WHAT IS BEING ASKED: Narrow the data below down to the lines containing "this".

★ ★ ★ ★ ★

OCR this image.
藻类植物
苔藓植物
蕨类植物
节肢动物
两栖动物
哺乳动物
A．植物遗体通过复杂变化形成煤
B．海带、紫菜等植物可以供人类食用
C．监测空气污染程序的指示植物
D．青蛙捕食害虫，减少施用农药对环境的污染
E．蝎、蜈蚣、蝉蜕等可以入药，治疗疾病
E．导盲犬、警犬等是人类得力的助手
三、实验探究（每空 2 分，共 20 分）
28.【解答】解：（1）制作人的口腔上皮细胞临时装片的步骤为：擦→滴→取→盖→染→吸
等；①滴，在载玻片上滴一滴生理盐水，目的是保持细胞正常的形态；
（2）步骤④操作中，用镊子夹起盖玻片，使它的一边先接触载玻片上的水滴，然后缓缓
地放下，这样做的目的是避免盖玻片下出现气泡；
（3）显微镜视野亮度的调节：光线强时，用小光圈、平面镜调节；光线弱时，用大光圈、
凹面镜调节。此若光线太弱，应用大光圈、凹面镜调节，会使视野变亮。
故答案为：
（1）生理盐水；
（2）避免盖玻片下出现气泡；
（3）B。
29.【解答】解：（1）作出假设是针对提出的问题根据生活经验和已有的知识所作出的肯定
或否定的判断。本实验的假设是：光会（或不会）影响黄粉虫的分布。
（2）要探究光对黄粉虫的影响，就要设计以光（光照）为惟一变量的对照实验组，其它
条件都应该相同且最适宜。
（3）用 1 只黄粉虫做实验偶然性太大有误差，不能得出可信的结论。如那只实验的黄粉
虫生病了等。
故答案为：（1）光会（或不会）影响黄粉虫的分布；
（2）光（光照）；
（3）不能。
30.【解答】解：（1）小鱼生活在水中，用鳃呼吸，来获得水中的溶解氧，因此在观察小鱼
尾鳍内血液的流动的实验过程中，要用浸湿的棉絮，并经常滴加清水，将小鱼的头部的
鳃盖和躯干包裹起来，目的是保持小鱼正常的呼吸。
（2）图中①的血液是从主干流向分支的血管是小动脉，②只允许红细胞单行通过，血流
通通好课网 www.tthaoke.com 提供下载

★ ★ ★ ★ ★

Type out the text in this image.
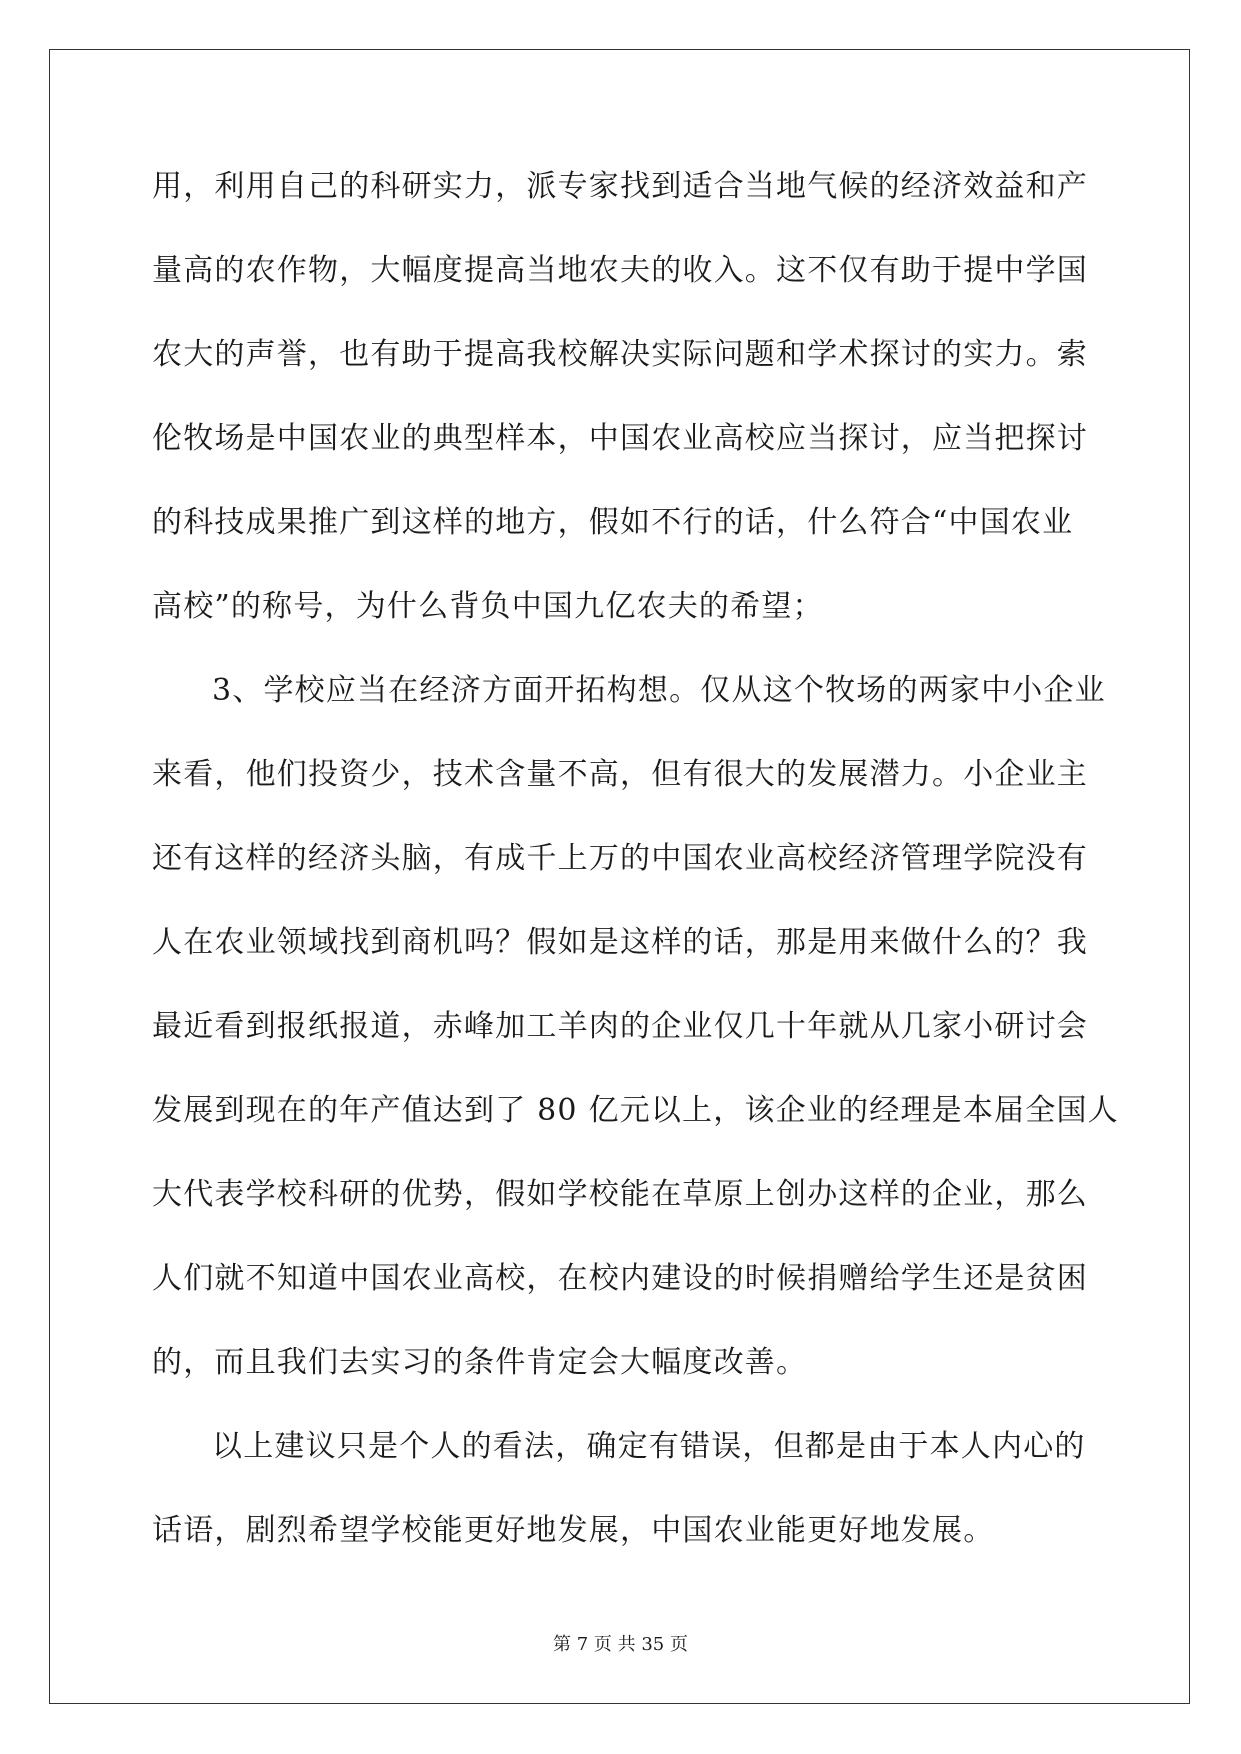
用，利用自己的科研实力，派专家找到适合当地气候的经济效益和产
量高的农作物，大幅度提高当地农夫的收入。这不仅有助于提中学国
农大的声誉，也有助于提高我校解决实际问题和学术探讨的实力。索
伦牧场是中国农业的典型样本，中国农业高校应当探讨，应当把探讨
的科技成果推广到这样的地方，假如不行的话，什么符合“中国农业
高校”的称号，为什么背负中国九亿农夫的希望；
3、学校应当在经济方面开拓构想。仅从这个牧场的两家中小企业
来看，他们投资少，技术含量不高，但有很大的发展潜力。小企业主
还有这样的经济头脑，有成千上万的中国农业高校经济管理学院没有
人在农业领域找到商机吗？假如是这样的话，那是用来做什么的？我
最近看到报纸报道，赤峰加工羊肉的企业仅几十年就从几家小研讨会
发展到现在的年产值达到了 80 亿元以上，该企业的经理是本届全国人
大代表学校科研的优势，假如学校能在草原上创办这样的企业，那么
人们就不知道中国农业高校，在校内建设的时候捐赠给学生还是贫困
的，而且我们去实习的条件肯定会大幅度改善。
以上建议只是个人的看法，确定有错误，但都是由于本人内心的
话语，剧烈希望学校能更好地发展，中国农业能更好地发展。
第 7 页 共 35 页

★ ★ ★ ★ ★

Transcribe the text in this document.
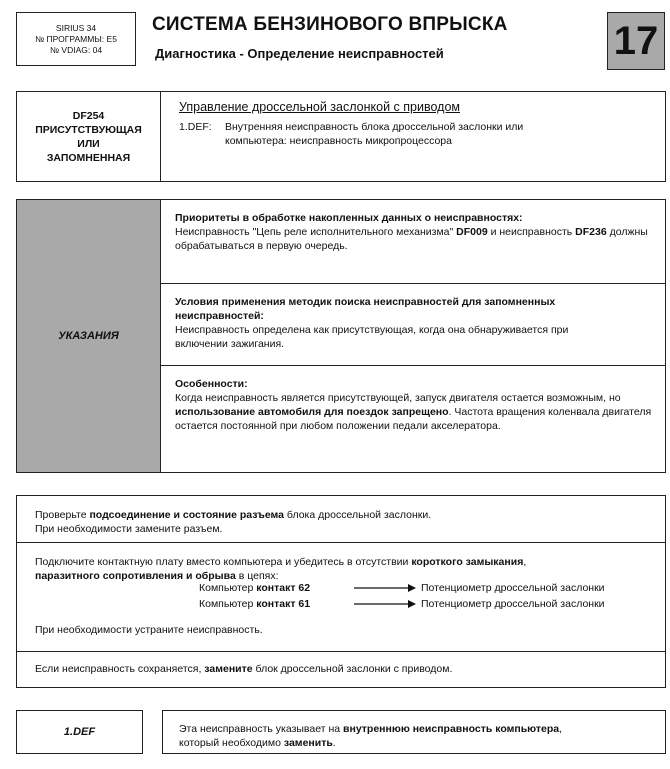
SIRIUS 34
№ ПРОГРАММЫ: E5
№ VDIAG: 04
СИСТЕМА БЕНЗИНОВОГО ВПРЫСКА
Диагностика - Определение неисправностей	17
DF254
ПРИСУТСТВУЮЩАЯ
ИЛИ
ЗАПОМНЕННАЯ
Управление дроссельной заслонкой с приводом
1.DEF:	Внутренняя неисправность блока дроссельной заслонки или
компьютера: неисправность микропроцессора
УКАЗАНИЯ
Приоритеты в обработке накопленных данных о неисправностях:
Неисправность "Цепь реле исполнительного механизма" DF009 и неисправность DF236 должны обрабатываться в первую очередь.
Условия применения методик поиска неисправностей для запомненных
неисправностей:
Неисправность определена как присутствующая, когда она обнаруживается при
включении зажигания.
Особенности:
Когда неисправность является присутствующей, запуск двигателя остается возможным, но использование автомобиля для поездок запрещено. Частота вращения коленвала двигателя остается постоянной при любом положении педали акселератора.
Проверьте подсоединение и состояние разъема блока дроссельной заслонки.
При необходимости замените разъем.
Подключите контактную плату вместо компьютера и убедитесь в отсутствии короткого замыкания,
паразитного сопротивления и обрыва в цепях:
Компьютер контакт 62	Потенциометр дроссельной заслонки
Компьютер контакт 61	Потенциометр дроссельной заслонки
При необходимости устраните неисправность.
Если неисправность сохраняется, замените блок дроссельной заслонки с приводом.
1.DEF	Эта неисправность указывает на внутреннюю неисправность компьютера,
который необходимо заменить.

★ ★ ★ ★ ★

CORRECT RESULT:
OCR this image.
Type out the text in this image.
Transcribe the text in this document.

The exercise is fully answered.